==== MATERIAL ====
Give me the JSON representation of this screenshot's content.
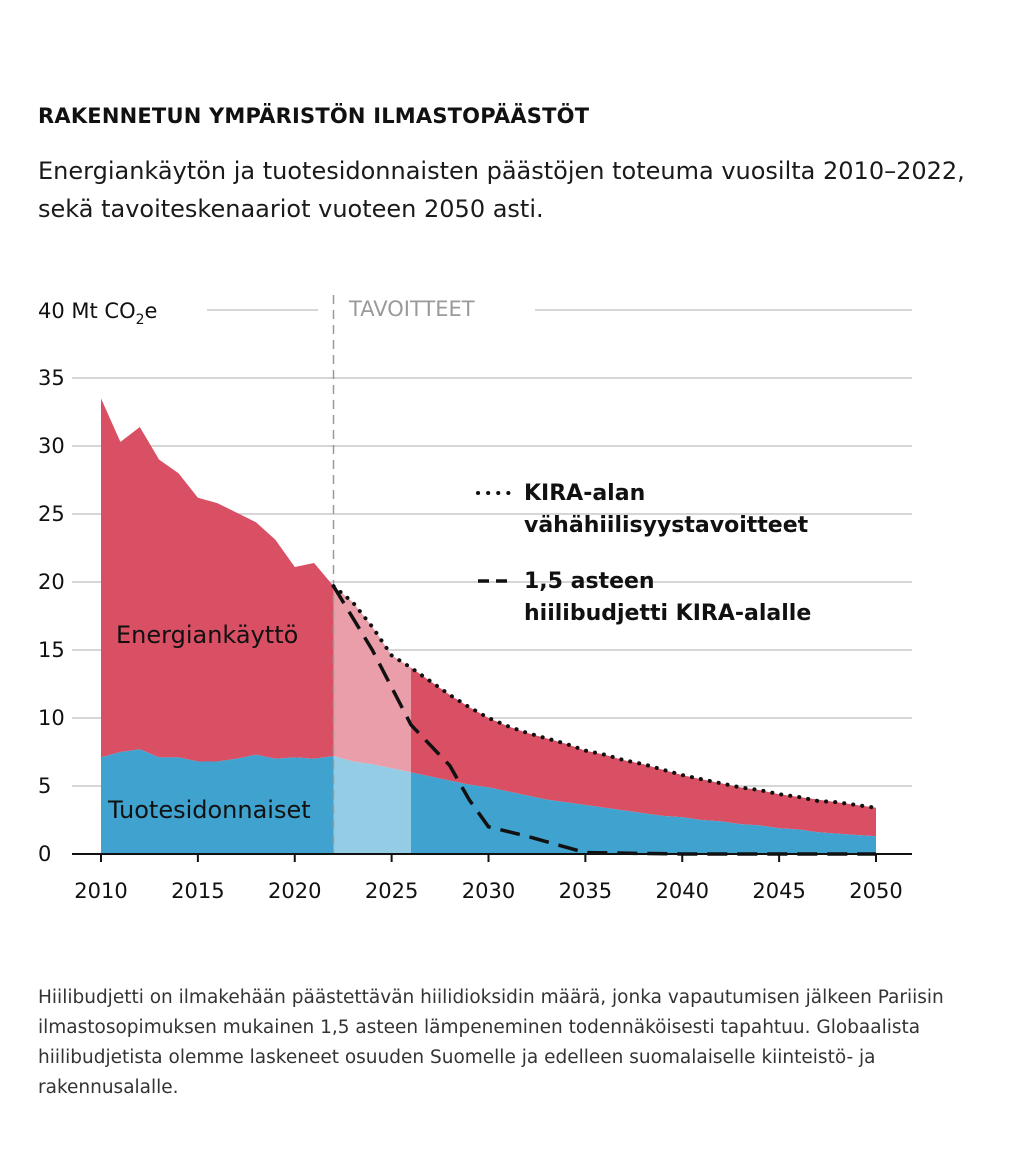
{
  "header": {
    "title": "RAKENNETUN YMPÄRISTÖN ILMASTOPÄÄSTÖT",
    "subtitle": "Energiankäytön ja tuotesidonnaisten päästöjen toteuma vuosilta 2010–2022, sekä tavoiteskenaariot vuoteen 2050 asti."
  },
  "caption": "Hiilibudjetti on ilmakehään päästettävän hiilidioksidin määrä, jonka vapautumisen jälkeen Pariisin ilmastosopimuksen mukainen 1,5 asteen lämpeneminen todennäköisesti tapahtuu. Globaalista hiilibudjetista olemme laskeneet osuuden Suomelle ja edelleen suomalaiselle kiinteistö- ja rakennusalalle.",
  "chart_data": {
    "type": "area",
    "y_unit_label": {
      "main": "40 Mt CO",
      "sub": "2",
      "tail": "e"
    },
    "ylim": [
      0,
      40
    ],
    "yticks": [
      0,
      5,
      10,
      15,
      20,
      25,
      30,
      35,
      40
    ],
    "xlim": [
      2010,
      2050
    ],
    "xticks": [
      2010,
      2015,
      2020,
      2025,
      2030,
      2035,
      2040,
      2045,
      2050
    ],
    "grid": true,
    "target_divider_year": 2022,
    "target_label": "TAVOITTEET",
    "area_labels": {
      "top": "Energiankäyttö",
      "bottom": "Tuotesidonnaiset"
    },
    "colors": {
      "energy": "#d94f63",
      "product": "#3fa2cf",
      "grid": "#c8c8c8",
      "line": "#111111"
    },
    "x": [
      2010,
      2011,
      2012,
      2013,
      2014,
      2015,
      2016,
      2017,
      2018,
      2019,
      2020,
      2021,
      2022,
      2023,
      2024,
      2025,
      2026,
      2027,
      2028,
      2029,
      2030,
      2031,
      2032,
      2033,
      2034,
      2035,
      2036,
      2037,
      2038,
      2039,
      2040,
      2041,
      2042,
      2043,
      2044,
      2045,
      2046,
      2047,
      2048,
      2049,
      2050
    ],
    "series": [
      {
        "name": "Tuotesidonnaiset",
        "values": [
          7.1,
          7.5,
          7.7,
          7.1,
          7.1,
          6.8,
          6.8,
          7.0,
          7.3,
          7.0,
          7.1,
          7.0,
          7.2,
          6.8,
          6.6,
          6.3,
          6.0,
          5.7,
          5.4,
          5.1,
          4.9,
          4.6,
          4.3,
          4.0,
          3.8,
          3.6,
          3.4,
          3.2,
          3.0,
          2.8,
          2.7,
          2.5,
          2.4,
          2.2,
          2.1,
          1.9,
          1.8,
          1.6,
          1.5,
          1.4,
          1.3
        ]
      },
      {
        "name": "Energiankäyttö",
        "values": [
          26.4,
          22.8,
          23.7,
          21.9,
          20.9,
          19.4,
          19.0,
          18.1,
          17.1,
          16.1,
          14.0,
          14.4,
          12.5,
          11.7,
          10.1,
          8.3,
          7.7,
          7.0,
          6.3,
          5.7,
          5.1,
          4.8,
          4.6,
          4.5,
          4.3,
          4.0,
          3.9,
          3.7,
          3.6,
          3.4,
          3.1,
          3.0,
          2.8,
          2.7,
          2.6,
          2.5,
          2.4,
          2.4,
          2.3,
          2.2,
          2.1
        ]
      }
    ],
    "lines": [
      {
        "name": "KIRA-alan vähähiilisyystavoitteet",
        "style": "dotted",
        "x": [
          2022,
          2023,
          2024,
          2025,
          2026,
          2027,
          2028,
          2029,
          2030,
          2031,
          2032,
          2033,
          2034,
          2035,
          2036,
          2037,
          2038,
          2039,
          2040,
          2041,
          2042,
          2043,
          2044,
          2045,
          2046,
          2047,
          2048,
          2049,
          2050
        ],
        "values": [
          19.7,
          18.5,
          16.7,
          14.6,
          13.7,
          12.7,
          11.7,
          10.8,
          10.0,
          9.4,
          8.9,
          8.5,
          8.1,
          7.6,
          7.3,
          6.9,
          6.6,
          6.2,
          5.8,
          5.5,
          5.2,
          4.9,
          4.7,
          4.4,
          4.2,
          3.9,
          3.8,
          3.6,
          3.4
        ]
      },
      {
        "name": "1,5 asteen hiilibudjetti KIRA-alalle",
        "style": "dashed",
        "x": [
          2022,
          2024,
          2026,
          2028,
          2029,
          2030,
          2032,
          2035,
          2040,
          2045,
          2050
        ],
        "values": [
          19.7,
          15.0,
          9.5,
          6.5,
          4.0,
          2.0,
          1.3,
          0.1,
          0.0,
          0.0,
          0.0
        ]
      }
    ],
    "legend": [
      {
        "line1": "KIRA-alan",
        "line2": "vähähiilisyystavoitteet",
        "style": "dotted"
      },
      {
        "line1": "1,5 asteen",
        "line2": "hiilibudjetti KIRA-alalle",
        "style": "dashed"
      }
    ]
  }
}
====
==== MATERIAL ====
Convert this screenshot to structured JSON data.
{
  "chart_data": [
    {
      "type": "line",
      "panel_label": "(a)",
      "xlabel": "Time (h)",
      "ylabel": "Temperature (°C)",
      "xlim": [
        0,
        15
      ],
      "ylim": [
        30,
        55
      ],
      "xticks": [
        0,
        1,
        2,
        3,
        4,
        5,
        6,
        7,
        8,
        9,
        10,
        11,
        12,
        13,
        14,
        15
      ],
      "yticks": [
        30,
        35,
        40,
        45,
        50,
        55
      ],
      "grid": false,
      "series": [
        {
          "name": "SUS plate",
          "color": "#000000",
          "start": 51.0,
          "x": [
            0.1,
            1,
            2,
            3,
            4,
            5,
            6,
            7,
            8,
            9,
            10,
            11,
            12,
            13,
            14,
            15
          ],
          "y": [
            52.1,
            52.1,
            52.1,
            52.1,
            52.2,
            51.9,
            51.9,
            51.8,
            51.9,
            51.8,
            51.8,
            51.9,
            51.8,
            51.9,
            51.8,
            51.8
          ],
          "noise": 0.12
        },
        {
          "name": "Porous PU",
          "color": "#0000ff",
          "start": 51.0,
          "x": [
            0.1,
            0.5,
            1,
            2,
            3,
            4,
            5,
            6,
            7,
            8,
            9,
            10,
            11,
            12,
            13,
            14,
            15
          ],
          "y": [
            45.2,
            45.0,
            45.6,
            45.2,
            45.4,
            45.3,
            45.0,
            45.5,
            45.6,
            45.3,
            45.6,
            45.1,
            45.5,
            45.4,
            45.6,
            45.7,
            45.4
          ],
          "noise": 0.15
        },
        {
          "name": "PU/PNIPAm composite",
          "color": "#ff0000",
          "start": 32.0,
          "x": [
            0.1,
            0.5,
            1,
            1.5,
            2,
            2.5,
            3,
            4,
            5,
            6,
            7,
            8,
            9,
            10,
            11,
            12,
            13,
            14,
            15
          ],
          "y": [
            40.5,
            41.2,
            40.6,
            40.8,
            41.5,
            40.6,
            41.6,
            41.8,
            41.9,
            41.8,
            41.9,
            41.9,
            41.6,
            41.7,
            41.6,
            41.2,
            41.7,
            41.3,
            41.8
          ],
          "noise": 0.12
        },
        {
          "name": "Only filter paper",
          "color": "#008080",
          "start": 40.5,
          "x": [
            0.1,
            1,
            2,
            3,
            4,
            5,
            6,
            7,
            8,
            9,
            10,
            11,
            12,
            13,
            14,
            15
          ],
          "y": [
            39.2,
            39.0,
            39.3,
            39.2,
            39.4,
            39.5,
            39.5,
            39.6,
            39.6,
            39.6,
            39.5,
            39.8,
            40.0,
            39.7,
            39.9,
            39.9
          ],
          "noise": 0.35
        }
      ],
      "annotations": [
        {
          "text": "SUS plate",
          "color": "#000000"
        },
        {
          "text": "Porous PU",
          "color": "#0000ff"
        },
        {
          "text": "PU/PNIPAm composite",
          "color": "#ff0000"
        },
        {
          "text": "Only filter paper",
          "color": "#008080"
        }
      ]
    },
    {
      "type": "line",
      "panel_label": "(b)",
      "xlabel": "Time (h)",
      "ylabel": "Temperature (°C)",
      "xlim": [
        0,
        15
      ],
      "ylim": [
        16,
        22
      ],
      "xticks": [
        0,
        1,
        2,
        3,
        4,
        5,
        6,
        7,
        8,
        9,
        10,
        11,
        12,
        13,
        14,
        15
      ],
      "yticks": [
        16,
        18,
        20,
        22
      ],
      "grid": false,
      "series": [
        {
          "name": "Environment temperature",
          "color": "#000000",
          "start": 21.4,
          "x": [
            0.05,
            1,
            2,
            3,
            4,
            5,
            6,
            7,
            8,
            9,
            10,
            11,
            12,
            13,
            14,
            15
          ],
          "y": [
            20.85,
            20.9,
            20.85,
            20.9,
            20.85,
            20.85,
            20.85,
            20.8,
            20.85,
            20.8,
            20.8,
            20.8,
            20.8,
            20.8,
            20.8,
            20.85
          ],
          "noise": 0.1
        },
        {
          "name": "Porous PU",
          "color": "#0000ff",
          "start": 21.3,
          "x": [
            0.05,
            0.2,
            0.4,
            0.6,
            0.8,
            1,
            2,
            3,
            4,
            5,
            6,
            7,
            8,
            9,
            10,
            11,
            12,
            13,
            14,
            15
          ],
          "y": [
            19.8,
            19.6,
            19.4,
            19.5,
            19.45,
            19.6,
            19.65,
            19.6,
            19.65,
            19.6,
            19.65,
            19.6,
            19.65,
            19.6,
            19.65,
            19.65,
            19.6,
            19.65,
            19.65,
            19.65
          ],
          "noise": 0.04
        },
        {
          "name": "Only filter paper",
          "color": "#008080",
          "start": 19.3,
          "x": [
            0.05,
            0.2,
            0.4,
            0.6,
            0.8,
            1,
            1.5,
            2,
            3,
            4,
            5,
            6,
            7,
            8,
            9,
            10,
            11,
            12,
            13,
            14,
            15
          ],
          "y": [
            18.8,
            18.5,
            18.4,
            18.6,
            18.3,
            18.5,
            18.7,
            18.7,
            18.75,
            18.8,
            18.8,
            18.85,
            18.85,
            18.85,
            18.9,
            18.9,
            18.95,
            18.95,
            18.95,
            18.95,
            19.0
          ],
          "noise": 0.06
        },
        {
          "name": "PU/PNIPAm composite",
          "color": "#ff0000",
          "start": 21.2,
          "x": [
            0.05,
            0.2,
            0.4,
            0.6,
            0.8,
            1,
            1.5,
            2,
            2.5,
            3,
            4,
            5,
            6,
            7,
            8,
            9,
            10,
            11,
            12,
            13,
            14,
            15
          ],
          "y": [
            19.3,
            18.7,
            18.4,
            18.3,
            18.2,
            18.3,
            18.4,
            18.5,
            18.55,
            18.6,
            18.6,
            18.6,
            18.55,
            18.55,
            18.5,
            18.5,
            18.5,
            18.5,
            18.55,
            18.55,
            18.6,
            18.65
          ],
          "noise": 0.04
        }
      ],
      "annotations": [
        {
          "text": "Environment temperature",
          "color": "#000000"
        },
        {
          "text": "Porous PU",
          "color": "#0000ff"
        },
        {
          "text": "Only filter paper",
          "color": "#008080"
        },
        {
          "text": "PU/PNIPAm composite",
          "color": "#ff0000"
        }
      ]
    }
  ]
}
====
◆ **DIRECTIONS FOR THIS TASK**:
Collect the lines of the records that include the string "start".

◆ **RESPONSE**:
          "start": 51.0,
          "start": 51.0,
          "start": 32.0,
          "start": 40.5,
          "start": 21.4,
          "start": 21.3,
          "start": 19.3,
          "start": 21.2,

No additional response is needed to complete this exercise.